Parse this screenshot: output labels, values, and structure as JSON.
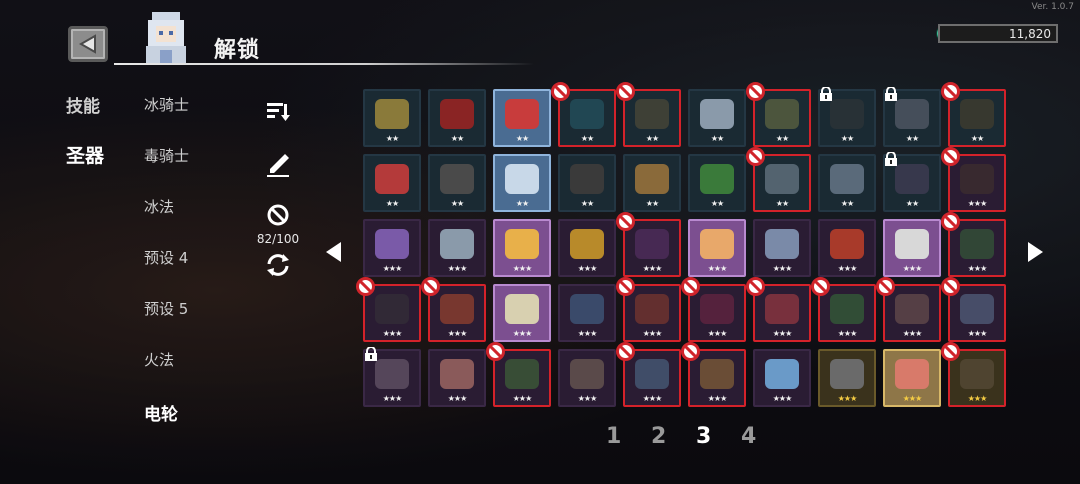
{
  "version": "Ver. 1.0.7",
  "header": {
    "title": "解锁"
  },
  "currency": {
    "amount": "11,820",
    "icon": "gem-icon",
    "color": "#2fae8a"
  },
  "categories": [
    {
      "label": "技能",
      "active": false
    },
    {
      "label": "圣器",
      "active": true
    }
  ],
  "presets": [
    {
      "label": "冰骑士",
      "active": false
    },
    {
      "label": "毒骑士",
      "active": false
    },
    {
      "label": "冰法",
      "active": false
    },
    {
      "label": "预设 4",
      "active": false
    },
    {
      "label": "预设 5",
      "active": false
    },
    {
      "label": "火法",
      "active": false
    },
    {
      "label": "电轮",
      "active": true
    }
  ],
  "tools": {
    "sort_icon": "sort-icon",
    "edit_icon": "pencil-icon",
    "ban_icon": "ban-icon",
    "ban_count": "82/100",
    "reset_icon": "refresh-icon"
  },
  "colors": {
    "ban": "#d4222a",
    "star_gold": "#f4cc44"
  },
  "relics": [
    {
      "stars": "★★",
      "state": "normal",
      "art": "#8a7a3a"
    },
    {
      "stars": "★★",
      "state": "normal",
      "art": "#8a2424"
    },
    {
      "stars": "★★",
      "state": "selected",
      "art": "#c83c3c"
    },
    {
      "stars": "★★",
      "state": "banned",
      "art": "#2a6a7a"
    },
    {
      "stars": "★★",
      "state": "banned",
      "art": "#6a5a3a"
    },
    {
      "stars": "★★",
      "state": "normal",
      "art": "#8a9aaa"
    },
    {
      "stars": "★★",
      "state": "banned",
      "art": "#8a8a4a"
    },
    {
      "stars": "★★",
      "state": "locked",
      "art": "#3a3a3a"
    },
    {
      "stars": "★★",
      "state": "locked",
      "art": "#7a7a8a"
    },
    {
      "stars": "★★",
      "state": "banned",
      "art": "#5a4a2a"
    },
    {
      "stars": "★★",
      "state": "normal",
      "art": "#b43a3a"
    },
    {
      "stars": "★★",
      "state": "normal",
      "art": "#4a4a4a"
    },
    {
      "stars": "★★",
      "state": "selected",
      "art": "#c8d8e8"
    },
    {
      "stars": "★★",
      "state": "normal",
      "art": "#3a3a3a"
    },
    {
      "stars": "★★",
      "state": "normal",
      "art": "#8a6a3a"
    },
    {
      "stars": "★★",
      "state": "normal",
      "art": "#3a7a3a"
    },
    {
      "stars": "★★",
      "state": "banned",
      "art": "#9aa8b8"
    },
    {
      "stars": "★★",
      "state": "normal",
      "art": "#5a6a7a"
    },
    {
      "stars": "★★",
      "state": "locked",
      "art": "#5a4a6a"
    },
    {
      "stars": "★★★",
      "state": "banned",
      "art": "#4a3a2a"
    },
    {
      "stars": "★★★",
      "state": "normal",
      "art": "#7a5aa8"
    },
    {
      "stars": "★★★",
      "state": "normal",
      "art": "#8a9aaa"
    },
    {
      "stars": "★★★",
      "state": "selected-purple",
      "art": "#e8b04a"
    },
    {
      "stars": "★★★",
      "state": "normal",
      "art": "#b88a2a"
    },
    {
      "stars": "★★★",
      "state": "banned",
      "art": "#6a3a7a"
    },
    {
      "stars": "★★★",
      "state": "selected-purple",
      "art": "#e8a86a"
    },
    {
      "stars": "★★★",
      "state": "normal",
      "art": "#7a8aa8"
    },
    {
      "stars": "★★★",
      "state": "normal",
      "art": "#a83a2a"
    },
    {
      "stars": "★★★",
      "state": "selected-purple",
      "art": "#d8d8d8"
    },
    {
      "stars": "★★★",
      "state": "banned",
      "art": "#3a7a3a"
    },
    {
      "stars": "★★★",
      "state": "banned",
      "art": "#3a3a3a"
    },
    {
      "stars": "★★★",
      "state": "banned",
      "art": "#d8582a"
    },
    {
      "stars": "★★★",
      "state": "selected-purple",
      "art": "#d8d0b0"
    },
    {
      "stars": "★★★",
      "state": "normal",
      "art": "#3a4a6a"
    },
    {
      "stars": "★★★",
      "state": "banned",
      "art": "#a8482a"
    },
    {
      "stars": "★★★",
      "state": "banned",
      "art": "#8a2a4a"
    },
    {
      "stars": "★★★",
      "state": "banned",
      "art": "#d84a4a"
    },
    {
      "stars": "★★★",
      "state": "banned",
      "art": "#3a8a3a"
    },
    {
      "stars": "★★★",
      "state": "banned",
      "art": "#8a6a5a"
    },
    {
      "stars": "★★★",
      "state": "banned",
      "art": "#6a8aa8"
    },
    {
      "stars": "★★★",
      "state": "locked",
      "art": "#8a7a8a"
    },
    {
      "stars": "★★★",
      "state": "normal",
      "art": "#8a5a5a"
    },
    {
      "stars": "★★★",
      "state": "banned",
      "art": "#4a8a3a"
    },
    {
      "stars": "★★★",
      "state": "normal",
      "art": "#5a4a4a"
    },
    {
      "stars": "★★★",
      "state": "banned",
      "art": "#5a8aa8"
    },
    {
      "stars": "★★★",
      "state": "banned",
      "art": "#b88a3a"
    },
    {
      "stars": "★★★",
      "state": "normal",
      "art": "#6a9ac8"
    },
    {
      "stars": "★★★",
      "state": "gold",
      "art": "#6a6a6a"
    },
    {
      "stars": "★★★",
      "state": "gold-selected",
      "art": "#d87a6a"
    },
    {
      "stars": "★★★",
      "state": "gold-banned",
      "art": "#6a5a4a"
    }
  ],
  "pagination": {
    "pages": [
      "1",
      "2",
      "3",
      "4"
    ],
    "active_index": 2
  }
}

::::::::::

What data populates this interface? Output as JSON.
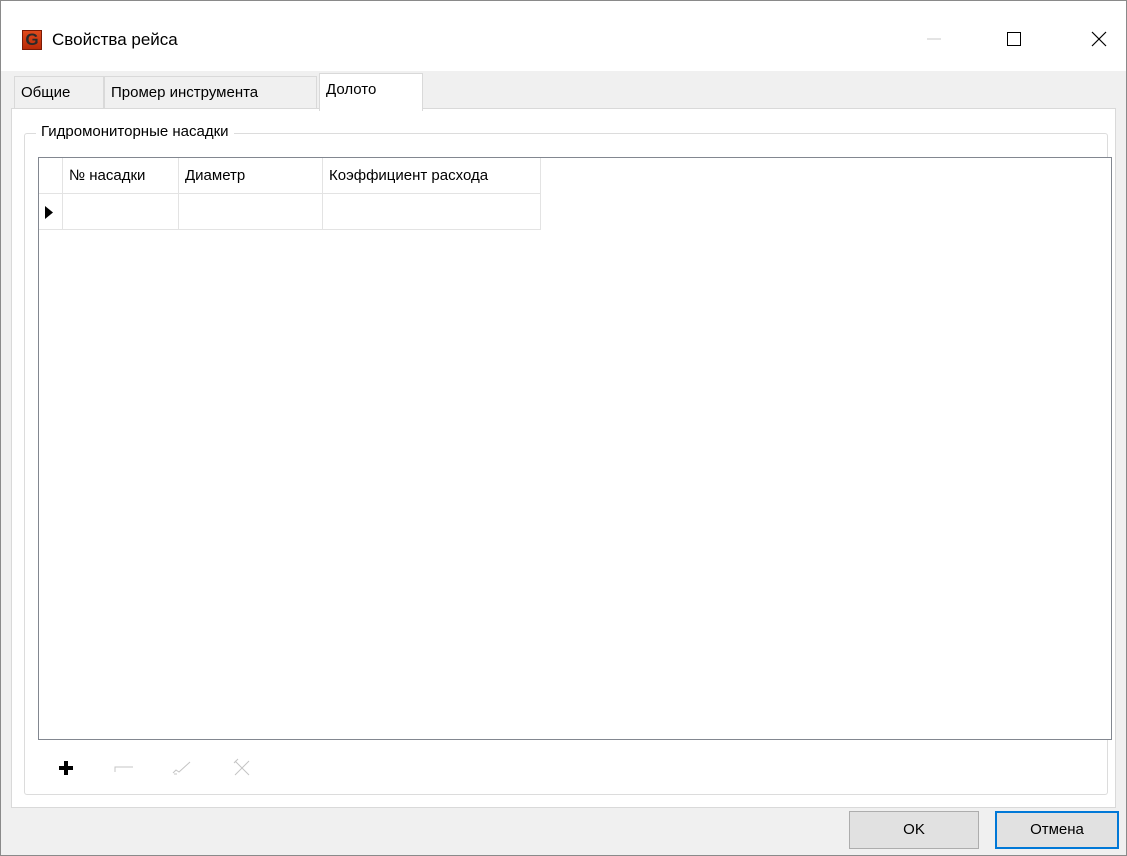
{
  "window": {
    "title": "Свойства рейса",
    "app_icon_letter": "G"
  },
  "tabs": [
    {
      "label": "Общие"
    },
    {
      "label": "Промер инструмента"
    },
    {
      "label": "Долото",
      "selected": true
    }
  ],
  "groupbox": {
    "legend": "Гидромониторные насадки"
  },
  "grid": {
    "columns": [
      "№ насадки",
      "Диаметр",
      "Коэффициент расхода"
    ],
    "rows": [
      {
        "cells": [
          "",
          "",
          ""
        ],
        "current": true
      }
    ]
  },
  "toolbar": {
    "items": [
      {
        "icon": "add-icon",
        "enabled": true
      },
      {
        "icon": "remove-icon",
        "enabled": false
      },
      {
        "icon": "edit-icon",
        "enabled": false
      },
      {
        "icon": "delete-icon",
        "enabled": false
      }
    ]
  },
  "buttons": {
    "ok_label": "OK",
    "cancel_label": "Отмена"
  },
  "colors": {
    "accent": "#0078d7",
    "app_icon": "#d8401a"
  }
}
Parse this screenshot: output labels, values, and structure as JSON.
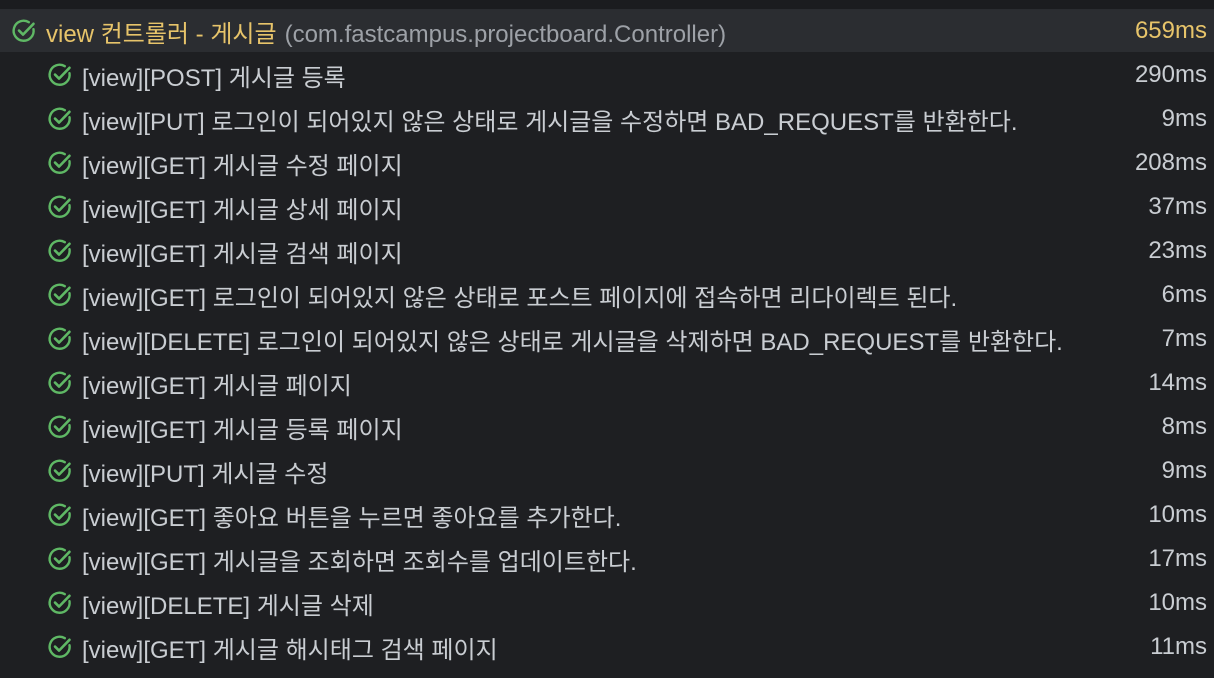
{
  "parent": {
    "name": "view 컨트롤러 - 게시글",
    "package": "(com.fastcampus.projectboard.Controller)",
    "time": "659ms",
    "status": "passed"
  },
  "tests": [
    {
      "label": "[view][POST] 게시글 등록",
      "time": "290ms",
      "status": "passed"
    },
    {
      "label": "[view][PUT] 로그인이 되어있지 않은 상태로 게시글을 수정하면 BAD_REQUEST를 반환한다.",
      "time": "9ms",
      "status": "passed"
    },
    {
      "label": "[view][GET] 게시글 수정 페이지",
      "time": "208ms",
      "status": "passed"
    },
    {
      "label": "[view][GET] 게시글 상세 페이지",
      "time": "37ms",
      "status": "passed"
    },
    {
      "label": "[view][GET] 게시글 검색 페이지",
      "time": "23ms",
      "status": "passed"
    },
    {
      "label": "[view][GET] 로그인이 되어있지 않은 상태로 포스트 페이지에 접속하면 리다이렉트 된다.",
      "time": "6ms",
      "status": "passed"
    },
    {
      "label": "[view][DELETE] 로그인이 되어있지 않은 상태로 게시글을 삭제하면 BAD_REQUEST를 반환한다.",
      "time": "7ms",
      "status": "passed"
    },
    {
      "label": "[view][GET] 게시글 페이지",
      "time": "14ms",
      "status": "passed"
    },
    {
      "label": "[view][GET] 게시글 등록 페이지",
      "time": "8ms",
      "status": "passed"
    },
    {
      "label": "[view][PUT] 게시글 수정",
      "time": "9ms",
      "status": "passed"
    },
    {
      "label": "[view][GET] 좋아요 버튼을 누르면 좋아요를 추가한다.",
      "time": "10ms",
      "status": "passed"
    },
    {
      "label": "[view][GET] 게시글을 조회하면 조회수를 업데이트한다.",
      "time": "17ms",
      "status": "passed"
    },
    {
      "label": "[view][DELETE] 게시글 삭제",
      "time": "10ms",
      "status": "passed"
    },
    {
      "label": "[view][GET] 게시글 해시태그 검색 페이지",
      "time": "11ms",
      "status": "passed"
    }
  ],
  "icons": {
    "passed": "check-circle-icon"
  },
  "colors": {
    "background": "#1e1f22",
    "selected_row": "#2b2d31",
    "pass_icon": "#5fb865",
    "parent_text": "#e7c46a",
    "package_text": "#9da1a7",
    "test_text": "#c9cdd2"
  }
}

::::::::::

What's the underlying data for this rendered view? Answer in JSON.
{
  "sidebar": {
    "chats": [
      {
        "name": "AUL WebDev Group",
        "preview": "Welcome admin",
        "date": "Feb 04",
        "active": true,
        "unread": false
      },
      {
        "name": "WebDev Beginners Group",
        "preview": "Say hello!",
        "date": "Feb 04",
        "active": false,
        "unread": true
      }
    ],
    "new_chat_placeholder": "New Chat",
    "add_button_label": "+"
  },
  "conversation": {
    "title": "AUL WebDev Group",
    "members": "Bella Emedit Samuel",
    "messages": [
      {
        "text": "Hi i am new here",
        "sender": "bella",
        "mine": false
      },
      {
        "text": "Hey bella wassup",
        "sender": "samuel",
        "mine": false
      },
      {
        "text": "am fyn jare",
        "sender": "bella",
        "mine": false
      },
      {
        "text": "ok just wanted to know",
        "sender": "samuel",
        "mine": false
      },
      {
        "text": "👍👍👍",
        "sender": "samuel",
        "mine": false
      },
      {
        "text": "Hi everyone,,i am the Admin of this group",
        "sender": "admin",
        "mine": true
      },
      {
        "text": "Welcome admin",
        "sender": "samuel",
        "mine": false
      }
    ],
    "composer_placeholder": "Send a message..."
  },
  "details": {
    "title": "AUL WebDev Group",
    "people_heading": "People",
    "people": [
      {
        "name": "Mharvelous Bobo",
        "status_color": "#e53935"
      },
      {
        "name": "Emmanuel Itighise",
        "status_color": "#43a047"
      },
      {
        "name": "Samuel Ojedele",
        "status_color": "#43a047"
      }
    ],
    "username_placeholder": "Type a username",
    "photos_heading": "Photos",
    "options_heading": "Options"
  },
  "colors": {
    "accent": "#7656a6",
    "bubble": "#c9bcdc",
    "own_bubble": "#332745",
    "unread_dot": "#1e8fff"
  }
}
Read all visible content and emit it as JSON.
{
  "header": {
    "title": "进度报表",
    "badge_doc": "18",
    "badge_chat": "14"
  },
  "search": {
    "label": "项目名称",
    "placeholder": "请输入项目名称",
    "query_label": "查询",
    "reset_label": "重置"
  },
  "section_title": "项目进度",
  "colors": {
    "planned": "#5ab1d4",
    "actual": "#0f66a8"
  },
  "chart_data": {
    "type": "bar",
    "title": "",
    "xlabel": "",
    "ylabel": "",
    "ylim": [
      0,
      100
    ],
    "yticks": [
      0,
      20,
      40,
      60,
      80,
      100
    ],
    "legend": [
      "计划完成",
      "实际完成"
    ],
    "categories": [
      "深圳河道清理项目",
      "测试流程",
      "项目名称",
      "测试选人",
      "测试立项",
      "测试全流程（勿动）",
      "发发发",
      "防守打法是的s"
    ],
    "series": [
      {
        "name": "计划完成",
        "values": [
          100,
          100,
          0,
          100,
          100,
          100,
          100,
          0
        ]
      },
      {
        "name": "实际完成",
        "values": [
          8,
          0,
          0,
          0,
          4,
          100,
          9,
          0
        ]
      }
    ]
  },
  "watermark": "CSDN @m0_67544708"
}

::::::::::

> [To be done]: Filter out every line that lacks the word "JSON", and copy the rest.

> [Output of the exercise]:
Parse this screenshot: output labels, values, and structure as JSON.
What data populates this interface? Output as JSON.
Parse this screenshot: output labels, values, and structure as JSON.
What's the underlying data for this rendered view? Answer in JSON.
Read all visible content and emit it as JSON.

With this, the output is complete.